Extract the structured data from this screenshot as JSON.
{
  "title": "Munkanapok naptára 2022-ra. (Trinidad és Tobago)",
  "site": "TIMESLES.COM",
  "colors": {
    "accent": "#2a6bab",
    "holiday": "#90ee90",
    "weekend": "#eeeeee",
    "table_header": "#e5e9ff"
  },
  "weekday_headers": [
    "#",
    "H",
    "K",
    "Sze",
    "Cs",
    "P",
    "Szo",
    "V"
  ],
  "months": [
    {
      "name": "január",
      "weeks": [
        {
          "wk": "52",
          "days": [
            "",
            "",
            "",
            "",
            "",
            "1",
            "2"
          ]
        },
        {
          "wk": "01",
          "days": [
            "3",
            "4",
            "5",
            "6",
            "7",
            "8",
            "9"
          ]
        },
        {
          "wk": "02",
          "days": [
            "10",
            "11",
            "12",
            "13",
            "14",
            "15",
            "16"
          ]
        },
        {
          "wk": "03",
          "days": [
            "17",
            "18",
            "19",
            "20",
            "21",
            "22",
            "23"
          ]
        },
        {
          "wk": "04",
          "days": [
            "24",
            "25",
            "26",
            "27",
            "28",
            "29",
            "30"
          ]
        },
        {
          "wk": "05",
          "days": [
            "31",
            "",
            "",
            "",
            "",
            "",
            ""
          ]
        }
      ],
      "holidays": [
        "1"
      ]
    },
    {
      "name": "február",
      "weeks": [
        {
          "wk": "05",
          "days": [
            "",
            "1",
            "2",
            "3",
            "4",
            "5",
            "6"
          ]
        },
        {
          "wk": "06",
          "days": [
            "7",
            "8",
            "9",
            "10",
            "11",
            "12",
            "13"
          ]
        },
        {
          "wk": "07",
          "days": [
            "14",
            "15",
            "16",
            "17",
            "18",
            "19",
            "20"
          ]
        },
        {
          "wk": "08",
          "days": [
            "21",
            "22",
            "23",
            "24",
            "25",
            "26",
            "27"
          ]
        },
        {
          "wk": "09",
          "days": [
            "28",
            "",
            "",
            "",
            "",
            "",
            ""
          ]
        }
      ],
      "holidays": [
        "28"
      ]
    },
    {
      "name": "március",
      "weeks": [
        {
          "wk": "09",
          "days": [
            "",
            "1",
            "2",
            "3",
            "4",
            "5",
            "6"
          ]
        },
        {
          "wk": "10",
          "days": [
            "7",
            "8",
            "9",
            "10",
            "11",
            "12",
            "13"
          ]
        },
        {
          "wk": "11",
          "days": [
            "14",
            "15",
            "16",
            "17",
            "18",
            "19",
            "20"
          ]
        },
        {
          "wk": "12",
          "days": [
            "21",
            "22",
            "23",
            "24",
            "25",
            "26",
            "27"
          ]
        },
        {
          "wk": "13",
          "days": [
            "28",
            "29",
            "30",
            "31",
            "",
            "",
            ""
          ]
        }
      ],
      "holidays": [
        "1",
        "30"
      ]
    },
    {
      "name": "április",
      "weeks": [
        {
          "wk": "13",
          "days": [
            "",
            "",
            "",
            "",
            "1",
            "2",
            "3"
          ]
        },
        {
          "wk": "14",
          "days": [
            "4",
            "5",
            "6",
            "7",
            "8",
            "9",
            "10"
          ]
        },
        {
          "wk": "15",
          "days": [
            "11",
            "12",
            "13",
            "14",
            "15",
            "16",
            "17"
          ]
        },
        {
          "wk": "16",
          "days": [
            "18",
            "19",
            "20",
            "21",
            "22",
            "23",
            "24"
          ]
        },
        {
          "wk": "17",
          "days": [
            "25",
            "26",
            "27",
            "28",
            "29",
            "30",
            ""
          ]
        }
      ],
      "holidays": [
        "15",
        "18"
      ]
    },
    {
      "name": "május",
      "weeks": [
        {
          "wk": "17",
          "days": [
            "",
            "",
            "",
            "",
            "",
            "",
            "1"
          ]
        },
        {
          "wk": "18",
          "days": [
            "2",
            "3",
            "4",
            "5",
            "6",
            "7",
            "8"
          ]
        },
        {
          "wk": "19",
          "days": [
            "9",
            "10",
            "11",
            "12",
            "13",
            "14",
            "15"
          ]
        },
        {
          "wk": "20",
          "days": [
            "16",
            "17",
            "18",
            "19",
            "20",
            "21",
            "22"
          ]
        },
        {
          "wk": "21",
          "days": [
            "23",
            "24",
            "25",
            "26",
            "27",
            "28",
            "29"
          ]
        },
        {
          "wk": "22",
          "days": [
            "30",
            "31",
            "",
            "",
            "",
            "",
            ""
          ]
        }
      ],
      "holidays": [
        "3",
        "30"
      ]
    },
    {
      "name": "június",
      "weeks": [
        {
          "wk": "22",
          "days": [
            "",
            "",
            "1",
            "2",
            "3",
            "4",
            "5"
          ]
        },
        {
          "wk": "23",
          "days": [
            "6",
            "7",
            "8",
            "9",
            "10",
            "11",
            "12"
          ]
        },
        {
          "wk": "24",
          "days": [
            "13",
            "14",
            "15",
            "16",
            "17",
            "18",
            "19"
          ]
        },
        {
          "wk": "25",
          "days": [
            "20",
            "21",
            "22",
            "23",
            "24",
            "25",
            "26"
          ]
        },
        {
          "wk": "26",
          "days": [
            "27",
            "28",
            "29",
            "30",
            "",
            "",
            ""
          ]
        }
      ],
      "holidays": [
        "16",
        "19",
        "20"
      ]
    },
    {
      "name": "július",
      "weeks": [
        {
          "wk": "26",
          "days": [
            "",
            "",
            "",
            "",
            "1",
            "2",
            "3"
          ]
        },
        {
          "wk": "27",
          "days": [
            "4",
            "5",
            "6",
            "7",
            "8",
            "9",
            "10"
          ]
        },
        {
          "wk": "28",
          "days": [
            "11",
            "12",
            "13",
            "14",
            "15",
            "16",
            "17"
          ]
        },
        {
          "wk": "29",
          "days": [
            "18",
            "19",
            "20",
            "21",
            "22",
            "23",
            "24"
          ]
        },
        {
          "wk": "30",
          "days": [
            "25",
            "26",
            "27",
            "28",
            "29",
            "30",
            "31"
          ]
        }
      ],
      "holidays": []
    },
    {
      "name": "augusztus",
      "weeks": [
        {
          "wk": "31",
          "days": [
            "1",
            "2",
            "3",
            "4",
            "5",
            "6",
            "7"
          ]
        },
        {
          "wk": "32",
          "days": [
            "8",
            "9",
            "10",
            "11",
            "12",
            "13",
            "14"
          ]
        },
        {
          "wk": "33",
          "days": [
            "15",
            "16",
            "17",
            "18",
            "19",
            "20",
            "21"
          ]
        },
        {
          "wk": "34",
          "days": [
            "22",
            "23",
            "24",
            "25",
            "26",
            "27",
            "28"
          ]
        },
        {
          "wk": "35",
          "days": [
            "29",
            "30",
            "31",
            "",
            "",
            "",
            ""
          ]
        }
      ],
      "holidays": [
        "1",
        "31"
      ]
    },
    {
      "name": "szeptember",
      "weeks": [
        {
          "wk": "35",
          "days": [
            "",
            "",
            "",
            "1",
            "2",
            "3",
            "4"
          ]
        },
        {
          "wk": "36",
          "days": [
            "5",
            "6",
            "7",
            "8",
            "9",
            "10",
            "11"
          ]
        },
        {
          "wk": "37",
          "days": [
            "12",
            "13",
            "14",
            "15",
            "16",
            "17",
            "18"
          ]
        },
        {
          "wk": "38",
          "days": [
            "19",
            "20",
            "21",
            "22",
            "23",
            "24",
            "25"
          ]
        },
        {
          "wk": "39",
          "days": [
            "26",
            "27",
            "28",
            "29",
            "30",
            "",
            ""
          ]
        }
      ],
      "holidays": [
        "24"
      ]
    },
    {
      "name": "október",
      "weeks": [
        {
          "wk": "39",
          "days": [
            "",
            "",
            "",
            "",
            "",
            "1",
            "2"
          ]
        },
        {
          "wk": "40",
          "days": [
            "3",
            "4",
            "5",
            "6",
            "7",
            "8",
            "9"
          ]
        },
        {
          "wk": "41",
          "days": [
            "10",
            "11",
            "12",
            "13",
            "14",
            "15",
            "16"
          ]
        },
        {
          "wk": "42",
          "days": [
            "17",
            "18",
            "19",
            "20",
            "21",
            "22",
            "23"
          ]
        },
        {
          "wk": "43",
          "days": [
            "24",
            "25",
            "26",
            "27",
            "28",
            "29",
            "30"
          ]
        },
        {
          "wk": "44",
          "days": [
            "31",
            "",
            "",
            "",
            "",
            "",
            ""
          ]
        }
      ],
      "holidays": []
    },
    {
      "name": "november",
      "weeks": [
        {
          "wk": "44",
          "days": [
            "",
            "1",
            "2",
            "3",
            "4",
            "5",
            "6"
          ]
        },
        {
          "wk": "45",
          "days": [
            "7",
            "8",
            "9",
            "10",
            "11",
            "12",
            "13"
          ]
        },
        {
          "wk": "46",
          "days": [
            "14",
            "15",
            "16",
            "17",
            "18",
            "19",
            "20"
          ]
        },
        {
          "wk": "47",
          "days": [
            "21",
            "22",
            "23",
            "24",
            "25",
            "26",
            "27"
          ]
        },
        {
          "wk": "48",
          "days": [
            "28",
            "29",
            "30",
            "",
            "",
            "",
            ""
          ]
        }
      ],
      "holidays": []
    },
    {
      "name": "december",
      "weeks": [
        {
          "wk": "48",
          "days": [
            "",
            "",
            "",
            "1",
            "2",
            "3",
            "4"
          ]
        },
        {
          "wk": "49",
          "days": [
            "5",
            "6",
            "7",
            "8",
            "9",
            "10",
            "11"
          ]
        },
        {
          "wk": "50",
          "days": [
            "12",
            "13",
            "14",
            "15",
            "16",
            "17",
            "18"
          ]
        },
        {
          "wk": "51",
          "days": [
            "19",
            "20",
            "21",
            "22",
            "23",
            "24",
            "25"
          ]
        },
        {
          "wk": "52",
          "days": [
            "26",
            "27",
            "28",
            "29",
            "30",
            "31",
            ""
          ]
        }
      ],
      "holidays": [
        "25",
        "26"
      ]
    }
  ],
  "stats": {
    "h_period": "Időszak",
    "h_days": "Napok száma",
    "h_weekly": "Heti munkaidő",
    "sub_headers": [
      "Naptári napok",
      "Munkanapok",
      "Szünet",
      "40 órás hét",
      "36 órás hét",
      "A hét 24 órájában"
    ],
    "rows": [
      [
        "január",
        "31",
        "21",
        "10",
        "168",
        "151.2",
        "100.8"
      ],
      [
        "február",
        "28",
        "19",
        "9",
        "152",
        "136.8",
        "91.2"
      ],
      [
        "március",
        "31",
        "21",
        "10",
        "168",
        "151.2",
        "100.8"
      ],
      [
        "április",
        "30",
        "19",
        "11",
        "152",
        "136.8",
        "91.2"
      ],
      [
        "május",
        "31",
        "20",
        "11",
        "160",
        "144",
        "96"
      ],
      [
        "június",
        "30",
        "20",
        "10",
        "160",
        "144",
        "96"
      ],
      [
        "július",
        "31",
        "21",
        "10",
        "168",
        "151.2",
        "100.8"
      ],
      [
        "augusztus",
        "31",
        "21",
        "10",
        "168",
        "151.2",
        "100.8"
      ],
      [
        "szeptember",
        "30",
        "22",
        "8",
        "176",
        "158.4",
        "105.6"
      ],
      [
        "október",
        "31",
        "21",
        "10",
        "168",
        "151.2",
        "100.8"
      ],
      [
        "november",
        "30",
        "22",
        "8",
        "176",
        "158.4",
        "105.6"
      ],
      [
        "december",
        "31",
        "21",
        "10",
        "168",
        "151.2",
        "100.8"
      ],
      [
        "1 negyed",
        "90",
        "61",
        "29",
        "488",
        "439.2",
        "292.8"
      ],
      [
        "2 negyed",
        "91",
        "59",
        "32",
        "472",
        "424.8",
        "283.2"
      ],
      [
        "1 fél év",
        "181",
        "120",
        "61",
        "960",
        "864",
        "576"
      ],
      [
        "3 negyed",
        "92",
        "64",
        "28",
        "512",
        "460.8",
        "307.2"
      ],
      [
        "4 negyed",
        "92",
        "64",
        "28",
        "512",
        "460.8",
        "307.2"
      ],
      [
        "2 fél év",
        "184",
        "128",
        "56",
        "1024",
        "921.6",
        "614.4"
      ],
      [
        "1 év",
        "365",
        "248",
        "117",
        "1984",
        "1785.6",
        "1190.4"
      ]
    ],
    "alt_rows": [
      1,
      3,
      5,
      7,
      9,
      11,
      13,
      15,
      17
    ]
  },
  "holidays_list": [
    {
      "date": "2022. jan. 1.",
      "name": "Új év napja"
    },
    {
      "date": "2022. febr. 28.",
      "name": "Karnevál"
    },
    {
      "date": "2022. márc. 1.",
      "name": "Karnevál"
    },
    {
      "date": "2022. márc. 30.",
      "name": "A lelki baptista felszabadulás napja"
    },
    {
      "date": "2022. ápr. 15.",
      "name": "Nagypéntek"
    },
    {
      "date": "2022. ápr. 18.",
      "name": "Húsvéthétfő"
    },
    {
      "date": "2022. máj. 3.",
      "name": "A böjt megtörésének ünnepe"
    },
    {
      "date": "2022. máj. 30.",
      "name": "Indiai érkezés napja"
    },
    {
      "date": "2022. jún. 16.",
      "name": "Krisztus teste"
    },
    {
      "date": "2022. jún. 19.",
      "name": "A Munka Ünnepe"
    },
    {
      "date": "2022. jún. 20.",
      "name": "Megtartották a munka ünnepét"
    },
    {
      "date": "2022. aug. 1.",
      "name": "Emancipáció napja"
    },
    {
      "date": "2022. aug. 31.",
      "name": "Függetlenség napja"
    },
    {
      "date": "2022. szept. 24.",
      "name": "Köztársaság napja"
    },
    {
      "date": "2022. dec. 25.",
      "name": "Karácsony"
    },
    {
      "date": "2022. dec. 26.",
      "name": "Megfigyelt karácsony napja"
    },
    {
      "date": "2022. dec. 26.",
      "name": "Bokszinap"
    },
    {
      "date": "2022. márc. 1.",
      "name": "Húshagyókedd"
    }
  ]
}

#### What to produce:
Looking at the listing above, how many of its lines contain the string "Munkanapok"? Give the number alone.

#### Output of the exercise:
2